- TASK OBJECTIVE
Return a copy of each line that holds the string "title".

---

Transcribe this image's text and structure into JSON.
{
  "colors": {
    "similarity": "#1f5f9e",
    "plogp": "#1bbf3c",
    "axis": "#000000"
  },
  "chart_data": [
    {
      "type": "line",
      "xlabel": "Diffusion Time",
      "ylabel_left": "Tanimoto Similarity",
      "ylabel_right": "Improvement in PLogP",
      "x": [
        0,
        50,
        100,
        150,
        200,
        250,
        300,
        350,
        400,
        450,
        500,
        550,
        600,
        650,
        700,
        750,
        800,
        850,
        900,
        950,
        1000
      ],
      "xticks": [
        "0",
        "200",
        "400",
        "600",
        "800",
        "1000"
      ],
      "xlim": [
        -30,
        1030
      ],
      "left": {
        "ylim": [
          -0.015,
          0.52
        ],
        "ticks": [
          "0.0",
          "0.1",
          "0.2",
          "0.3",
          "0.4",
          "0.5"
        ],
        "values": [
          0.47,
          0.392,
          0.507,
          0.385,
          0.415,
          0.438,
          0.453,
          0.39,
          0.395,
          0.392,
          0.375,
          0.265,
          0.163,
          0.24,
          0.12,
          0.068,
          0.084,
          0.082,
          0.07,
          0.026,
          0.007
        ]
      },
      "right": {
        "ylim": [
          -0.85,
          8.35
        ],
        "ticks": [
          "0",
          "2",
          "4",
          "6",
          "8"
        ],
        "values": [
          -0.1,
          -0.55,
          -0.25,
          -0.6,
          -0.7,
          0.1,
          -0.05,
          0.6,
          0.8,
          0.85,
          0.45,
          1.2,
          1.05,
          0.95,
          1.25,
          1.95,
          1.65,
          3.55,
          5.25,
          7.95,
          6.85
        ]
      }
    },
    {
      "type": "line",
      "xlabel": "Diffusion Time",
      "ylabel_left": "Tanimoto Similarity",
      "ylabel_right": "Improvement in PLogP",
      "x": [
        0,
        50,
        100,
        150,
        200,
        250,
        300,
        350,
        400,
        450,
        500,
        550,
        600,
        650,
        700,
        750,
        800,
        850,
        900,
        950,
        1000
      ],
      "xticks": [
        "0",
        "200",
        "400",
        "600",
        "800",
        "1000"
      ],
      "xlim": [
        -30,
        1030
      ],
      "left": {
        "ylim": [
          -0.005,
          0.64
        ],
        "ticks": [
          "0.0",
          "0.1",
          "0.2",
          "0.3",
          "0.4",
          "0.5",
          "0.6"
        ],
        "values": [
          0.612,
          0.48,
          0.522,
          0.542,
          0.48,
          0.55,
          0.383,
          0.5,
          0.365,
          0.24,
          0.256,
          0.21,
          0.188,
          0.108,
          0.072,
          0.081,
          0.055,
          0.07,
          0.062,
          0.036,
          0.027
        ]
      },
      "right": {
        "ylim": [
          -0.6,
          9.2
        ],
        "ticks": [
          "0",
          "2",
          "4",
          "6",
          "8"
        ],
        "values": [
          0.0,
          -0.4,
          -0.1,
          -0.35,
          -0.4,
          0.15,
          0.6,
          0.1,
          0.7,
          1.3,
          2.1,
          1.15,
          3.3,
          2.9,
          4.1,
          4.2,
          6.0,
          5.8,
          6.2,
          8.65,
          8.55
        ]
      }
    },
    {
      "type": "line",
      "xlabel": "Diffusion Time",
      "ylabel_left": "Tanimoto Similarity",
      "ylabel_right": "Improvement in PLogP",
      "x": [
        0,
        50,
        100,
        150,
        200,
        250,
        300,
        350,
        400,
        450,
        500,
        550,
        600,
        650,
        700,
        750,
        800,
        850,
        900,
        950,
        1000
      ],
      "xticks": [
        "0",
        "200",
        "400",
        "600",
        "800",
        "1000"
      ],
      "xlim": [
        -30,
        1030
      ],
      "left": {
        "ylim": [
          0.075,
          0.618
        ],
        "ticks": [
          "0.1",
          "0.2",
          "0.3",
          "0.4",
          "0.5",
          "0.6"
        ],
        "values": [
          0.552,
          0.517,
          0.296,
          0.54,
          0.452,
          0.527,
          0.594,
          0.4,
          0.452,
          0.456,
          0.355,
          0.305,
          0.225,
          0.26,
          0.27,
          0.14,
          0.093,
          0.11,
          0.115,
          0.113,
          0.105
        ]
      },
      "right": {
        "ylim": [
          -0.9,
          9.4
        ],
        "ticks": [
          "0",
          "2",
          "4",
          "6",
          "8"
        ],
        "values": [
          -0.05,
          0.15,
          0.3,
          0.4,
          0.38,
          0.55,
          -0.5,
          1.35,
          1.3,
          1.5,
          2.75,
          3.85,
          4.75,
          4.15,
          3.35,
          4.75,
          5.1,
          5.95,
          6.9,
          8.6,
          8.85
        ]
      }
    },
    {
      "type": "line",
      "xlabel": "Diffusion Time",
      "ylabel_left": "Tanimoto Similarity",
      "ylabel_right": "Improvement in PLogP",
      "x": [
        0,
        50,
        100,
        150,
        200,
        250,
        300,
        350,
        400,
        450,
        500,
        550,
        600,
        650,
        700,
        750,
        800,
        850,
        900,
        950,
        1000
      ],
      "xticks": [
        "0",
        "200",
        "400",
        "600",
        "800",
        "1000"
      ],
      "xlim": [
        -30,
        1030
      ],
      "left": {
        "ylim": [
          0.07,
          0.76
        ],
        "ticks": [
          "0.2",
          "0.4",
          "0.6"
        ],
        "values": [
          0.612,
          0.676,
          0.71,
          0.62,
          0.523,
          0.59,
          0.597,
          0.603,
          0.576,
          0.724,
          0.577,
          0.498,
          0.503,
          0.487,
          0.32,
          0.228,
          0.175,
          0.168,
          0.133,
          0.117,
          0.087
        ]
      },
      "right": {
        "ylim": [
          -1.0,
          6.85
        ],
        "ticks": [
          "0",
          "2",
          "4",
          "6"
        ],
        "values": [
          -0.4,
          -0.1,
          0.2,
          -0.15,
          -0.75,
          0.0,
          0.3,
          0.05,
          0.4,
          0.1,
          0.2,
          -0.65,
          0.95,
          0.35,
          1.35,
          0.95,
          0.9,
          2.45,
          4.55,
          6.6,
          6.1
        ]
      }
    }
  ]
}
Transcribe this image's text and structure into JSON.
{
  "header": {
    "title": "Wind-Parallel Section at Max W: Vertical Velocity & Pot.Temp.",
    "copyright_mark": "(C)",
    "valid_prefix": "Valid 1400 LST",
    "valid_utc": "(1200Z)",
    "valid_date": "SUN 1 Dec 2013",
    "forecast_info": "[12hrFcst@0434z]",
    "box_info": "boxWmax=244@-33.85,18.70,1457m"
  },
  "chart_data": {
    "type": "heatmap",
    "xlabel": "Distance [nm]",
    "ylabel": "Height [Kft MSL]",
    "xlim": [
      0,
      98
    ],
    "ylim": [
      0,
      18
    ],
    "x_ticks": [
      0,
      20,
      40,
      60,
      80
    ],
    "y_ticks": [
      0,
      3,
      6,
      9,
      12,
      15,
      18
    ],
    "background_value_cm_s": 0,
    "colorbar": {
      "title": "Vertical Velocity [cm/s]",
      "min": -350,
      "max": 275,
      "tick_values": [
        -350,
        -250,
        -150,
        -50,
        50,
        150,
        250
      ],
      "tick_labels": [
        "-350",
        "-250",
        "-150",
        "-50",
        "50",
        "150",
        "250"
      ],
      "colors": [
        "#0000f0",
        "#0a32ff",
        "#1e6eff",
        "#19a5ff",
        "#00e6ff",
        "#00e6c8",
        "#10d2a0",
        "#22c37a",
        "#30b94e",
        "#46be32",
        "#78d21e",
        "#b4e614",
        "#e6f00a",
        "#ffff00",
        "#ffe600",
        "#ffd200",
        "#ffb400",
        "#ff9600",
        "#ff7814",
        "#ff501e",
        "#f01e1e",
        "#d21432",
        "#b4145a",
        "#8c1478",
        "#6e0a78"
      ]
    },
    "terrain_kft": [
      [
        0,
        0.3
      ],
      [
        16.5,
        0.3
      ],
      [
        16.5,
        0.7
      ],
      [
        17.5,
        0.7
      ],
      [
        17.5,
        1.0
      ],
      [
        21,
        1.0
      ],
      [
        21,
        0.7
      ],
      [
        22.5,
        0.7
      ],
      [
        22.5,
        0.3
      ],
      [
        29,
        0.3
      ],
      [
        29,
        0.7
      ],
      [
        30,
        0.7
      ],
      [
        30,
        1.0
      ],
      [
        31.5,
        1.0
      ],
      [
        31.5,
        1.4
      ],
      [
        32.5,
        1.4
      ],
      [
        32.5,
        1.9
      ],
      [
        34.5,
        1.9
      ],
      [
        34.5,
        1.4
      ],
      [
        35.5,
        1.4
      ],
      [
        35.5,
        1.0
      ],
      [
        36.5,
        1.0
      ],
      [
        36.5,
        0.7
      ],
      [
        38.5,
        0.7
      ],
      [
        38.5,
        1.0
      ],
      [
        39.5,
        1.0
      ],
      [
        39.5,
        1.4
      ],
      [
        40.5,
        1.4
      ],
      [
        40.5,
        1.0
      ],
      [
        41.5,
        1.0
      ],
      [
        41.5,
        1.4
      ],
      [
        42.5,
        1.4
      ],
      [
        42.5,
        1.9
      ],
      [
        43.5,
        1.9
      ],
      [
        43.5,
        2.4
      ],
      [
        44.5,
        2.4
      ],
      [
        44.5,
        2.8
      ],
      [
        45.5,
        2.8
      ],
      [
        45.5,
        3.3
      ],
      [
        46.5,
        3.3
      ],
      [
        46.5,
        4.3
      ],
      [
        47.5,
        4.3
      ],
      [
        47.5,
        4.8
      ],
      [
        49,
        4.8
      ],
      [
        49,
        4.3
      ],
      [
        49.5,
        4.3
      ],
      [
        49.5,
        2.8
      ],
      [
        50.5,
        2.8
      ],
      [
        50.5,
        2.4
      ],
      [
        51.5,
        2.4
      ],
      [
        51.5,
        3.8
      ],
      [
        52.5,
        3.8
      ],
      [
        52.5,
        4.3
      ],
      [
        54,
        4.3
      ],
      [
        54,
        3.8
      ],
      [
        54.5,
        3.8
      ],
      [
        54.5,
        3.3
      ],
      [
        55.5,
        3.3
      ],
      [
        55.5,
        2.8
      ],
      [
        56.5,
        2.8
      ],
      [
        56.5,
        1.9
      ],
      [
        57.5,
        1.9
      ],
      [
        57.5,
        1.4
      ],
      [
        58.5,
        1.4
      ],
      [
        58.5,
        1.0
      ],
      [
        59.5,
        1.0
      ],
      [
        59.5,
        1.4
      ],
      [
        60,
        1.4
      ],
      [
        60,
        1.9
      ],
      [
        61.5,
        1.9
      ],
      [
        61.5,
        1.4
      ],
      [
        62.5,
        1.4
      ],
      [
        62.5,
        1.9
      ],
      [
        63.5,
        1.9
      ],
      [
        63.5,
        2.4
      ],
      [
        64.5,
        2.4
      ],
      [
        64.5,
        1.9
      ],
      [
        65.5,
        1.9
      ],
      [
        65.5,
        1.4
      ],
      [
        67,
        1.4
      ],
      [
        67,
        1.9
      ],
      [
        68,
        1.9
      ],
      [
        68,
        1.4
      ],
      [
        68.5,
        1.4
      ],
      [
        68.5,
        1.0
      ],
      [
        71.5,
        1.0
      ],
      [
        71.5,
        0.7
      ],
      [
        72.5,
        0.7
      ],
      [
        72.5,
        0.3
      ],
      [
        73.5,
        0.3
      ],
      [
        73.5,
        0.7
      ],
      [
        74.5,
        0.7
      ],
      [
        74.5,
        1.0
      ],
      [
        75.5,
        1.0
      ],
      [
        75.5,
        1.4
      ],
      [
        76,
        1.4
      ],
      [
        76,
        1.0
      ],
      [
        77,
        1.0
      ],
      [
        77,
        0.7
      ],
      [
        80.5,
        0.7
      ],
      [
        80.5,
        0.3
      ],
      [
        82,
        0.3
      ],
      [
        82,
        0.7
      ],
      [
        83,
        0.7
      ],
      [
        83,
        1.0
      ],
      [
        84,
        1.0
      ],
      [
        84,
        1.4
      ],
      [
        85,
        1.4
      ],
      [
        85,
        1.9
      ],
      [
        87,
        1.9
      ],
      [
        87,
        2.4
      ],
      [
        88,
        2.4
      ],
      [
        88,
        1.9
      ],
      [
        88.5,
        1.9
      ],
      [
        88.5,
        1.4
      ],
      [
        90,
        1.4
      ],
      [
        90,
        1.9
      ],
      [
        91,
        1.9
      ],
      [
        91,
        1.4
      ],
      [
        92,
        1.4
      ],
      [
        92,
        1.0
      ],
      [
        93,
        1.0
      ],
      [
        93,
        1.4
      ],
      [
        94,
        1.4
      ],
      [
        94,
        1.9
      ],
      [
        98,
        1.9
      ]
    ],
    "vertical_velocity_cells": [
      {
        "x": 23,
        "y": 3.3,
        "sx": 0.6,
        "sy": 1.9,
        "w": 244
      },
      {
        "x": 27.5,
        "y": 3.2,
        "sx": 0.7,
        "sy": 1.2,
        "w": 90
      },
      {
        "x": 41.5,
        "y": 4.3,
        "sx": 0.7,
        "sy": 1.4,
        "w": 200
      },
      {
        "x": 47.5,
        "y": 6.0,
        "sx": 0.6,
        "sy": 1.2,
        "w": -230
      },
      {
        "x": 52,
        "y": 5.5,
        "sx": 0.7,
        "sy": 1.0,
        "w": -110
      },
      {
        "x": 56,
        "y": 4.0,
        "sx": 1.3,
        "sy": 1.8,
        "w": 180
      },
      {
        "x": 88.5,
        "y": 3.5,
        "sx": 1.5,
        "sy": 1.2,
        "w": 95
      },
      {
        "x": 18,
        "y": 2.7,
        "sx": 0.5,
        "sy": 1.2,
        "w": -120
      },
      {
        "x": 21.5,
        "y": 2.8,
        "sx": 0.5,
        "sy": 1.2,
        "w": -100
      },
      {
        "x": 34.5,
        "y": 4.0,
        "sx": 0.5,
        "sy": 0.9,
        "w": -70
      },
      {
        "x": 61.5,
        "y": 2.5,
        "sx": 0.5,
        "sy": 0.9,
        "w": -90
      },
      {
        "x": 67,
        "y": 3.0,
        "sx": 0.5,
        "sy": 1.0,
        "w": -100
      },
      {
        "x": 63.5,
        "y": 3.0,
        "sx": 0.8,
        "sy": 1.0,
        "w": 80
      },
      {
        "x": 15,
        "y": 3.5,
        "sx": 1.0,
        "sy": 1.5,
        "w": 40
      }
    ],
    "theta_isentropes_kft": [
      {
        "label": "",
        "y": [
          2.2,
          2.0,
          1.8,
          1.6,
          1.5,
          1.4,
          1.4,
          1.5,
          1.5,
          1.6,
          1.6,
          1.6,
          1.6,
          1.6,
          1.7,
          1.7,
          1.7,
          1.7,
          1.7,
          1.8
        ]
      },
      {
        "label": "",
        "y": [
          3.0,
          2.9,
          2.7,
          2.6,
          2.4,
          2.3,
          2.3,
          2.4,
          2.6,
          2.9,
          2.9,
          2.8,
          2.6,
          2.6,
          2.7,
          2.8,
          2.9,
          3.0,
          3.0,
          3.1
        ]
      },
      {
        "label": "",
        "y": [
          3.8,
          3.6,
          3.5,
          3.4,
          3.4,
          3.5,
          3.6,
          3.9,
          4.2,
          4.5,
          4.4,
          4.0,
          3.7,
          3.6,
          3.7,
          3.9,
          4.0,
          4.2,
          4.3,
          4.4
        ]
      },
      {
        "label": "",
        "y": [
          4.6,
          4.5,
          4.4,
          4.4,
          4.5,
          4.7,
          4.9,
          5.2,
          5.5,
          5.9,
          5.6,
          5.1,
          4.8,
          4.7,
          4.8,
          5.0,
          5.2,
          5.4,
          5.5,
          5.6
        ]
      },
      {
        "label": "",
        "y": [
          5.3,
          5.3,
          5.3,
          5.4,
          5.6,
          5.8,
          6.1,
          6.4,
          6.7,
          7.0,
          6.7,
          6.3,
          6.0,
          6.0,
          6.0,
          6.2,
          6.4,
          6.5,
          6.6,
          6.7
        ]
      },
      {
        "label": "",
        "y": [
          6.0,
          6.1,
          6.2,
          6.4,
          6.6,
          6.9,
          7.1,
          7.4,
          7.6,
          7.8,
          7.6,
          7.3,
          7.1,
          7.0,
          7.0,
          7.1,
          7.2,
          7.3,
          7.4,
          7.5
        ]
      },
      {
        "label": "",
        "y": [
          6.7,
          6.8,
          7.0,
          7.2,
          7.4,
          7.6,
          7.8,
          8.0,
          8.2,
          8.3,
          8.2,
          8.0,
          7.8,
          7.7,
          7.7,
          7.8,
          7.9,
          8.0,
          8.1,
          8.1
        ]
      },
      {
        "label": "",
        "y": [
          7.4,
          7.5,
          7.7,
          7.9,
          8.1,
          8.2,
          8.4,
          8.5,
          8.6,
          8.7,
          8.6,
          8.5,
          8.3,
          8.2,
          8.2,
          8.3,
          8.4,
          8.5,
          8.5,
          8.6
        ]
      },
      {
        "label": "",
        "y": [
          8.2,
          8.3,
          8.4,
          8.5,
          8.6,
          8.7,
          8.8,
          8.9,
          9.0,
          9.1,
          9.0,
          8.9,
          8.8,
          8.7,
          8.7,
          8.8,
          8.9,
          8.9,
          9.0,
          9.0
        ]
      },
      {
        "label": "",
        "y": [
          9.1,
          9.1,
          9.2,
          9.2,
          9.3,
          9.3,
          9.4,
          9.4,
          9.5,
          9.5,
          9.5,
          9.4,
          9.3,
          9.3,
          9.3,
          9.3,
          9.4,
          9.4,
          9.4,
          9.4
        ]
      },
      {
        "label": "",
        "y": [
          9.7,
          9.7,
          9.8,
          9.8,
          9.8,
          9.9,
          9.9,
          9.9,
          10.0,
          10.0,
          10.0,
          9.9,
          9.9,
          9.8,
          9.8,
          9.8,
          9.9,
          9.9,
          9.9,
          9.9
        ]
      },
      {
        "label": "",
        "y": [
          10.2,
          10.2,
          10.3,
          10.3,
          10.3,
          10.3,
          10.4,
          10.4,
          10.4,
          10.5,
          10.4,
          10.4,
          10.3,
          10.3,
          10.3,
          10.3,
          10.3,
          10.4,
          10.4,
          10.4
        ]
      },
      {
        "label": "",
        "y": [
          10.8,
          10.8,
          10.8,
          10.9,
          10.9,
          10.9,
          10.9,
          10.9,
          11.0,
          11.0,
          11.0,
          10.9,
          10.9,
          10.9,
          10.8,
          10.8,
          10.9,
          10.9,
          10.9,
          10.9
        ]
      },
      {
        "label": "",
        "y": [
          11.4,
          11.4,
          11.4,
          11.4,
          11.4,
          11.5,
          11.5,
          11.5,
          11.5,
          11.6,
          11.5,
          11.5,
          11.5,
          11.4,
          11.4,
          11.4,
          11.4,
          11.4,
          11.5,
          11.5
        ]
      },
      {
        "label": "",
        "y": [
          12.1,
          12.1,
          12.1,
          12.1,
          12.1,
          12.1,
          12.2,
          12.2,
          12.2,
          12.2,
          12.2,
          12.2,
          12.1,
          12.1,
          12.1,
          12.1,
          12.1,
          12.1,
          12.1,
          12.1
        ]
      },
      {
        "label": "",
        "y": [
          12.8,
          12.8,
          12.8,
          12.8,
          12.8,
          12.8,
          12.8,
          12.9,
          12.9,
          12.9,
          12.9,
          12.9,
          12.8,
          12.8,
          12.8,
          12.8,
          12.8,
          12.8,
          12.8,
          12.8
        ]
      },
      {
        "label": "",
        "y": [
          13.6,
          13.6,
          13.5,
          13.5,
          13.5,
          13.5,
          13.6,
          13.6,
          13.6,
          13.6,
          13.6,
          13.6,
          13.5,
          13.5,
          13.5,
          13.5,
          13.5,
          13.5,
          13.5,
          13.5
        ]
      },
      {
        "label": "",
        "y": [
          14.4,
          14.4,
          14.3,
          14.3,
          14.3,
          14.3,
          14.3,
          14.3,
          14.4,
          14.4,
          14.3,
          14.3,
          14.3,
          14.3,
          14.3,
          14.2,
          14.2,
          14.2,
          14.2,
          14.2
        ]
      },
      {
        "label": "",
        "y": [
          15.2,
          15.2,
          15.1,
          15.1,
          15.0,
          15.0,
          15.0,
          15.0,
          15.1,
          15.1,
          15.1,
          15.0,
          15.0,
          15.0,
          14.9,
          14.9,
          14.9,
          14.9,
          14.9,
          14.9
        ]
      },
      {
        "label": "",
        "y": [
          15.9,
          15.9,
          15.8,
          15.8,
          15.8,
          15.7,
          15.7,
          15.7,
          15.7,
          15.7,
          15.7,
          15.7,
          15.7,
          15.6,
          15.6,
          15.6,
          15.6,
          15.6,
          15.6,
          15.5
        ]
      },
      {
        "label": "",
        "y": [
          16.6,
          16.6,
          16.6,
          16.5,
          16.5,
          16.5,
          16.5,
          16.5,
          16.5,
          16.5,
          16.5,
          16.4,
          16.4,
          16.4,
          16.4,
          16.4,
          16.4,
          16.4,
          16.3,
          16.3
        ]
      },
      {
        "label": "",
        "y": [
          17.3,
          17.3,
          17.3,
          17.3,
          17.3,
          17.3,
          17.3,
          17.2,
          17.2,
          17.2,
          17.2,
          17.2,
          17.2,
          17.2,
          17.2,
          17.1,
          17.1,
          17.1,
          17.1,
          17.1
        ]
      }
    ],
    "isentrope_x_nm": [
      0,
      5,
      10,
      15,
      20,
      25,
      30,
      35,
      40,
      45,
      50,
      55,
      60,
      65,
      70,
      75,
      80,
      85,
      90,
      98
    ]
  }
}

---

- RESPONSE
    "title": "Wind-Parallel Section at Max W: Vertical Velocity & Pot.Temp.",
      "title": "Vertical Velocity [cm/s]",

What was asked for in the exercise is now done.